DATASET ENTRIES »
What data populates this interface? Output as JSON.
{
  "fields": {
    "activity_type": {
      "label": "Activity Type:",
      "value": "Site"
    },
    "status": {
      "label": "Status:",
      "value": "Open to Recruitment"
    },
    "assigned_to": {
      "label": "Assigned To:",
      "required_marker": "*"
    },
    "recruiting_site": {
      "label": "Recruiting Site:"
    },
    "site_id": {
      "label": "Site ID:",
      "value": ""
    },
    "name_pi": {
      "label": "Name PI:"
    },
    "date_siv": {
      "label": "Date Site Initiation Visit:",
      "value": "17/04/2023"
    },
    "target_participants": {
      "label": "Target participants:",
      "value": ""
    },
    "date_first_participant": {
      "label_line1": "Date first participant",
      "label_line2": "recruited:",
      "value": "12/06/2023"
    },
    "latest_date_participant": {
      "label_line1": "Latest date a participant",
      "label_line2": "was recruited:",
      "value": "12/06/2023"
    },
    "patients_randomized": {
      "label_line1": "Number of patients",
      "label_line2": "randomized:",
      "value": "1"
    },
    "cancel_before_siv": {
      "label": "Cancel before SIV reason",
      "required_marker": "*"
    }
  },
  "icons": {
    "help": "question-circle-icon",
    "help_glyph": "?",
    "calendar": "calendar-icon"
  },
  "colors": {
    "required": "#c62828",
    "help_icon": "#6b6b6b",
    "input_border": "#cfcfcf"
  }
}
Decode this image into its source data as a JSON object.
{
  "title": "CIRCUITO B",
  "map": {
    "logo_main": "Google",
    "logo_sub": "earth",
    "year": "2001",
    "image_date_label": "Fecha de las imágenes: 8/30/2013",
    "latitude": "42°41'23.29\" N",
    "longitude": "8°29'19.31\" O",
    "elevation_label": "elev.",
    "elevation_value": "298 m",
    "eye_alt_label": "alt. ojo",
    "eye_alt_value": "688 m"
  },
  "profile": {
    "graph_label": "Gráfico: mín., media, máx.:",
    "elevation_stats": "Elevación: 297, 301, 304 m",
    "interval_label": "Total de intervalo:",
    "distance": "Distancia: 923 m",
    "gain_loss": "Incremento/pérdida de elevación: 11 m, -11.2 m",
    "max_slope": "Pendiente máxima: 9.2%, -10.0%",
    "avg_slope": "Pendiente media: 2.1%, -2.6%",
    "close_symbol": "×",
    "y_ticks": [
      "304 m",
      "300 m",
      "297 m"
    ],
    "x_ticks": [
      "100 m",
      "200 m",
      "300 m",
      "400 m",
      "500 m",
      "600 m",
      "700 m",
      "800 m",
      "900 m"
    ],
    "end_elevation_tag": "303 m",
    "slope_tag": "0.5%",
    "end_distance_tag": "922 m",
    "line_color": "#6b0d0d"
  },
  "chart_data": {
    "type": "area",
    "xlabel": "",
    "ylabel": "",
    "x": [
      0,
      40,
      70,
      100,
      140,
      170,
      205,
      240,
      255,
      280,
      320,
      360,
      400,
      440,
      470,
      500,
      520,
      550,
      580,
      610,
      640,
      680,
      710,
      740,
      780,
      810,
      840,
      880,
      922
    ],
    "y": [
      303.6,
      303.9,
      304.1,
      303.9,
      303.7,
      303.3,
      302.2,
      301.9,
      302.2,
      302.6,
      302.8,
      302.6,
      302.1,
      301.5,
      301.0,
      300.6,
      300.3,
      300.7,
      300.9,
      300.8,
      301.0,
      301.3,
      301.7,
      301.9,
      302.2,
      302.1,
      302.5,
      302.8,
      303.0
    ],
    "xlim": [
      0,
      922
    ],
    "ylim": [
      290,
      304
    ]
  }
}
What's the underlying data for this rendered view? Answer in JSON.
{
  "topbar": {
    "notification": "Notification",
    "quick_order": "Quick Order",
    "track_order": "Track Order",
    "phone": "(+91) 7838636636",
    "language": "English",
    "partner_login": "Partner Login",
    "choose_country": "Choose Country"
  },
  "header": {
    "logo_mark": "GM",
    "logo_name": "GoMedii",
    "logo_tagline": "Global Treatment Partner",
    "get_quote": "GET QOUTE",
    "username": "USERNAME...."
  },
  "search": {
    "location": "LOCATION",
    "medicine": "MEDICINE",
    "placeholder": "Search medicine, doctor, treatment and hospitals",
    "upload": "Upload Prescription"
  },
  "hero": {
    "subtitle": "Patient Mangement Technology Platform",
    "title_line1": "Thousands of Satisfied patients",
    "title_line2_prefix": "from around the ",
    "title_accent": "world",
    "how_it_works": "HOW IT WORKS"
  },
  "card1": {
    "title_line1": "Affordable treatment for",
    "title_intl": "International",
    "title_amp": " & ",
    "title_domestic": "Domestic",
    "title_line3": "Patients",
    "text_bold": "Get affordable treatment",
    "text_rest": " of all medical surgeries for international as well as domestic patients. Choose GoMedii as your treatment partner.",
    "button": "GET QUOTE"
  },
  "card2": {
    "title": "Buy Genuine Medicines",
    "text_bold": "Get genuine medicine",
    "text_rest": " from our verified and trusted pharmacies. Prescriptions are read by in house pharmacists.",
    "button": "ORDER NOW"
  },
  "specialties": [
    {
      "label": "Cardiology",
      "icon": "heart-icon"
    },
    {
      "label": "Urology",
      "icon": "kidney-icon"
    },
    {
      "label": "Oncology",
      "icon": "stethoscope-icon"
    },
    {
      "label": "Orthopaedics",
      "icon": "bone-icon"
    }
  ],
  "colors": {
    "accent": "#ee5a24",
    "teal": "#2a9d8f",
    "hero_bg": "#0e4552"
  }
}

YOUR ASSIGNMENT »
Make an exact copy of the whole listing, so that no line is lost.

RESULT OF THE EXERCISE »
What data populates this interface? Output as JSON.
{
  "fields": {
    "activity_type": {
      "label": "Activity Type:",
      "value": "Site"
    },
    "status": {
      "label": "Status:",
      "value": "Open to Recruitment"
    },
    "assigned_to": {
      "label": "Assigned To:",
      "required_marker": "*"
    },
    "recruiting_site": {
      "label": "Recruiting Site:"
    },
    "site_id": {
      "label": "Site ID:",
      "value": ""
    },
    "name_pi": {
      "label": "Name PI:"
    },
    "date_siv": {
      "label": "Date Site Initiation Visit:",
      "value": "17/04/2023"
    },
    "target_participants": {
      "label": "Target participants:",
      "value": ""
    },
    "date_first_participant": {
      "label_line1": "Date first participant",
      "label_line2": "recruited:",
      "value": "12/06/2023"
    },
    "latest_date_participant": {
      "label_line1": "Latest date a participant",
      "label_line2": "was recruited:",
      "value": "12/06/2023"
    },
    "patients_randomized": {
      "label_line1": "Number of patients",
      "label_line2": "randomized:",
      "value": "1"
    },
    "cancel_before_siv": {
      "label": "Cancel before SIV reason",
      "required_marker": "*"
    }
  },
  "icons": {
    "help": "question-circle-icon",
    "help_glyph": "?",
    "calendar": "calendar-icon"
  },
  "colors": {
    "required": "#c62828",
    "help_icon": "#6b6b6b",
    "input_border": "#cfcfcf"
  }
}
Decode this image into its source data as a JSON object.
{
  "title": "CIRCUITO B",
  "map": {
    "logo_main": "Google",
    "logo_sub": "earth",
    "year": "2001",
    "image_date_label": "Fecha de las imágenes: 8/30/2013",
    "latitude": "42°41'23.29\" N",
    "longitude": "8°29'19.31\" O",
    "elevation_label": "elev.",
    "elevation_value": "298 m",
    "eye_alt_label": "alt. ojo",
    "eye_alt_value": "688 m"
  },
  "profile": {
    "graph_label": "Gráfico: mín., media, máx.:",
    "elevation_stats": "Elevación: 297, 301, 304 m",
    "interval_label": "Total de intervalo:",
    "distance": "Distancia: 923 m",
    "gain_loss": "Incremento/pérdida de elevación: 11 m, -11.2 m",
    "max_slope": "Pendiente máxima: 9.2%, -10.0%",
    "avg_slope": "Pendiente media: 2.1%, -2.6%",
    "close_symbol": "×",
    "y_ticks": [
      "304 m",
      "300 m",
      "297 m"
    ],
    "x_ticks": [
      "100 m",
      "200 m",
      "300 m",
      "400 m",
      "500 m",
      "600 m",
      "700 m",
      "800 m",
      "900 m"
    ],
    "end_elevation_tag": "303 m",
    "slope_tag": "0.5%",
    "end_distance_tag": "922 m",
    "line_color": "#6b0d0d"
  },
  "chart_data": {
    "type": "area",
    "xlabel": "",
    "ylabel": "",
    "x": [
      0,
      40,
      70,
      100,
      140,
      170,
      205,
      240,
      255,
      280,
      320,
      360,
      400,
      440,
      470,
      500,
      520,
      550,
      580,
      610,
      640,
      680,
      710,
      740,
      780,
      810,
      840,
      880,
      922
    ],
    "y": [
      303.6,
      303.9,
      304.1,
      303.9,
      303.7,
      303.3,
      302.2,
      301.9,
      302.2,
      302.6,
      302.8,
      302.6,
      302.1,
      301.5,
      301.0,
      300.6,
      300.3,
      300.7,
      300.9,
      300.8,
      301.0,
      301.3,
      301.7,
      301.9,
      302.2,
      302.1,
      302.5,
      302.8,
      303.0
    ],
    "xlim": [
      0,
      922
    ],
    "ylim": [
      290,
      304
    ]
  }
}
What's the underlying data for this rendered view? Answer in JSON.
{
  "topbar": {
    "notification": "Notification",
    "quick_order": "Quick Order",
    "track_order": "Track Order",
    "phone": "(+91) 7838636636",
    "language": "English",
    "partner_login": "Partner Login",
    "choose_country": "Choose Country"
  },
  "header": {
    "logo_mark": "GM",
    "logo_name": "GoMedii",
    "logo_tagline": "Global Treatment Partner",
    "get_quote": "GET QOUTE",
    "username": "USERNAME...."
  },
  "search": {
    "location": "LOCATION",
    "medicine": "MEDICINE",
    "placeholder": "Search medicine, doctor, treatment and hospitals",
    "upload": "Upload Prescription"
  },
  "hero": {
    "subtitle": "Patient Mangement Technology Platform",
    "title_line1": "Thousands of Satisfied patients",
    "title_line2_prefix": "from around the ",
    "title_accent": "world",
    "how_it_works": "HOW IT WORKS"
  },
  "card1": {
    "title_line1": "Affordable treatment for",
    "title_intl": "International",
    "title_amp": " & ",
    "title_domestic": "Domestic",
    "title_line3": "Patients",
    "text_bold": "Get affordable treatment",
    "text_rest": " of all medical surgeries for international as well as domestic patients. Choose GoMedii as your treatment partner.",
    "button": "GET QUOTE"
  },
  "card2": {
    "title": "Buy Genuine Medicines",
    "text_bold": "Get genuine medicine",
    "text_rest": " from our verified and trusted pharmacies. Prescriptions are read by in house pharmacists.",
    "button": "ORDER NOW"
  },
  "specialties": [
    {
      "label": "Cardiology",
      "icon": "heart-icon"
    },
    {
      "label": "Urology",
      "icon": "kidney-icon"
    },
    {
      "label": "Oncology",
      "icon": "stethoscope-icon"
    },
    {
      "label": "Orthopaedics",
      "icon": "bone-icon"
    }
  ],
  "colors": {
    "accent": "#ee5a24",
    "teal": "#2a9d8f",
    "hero_bg": "#0e4552"
  }
}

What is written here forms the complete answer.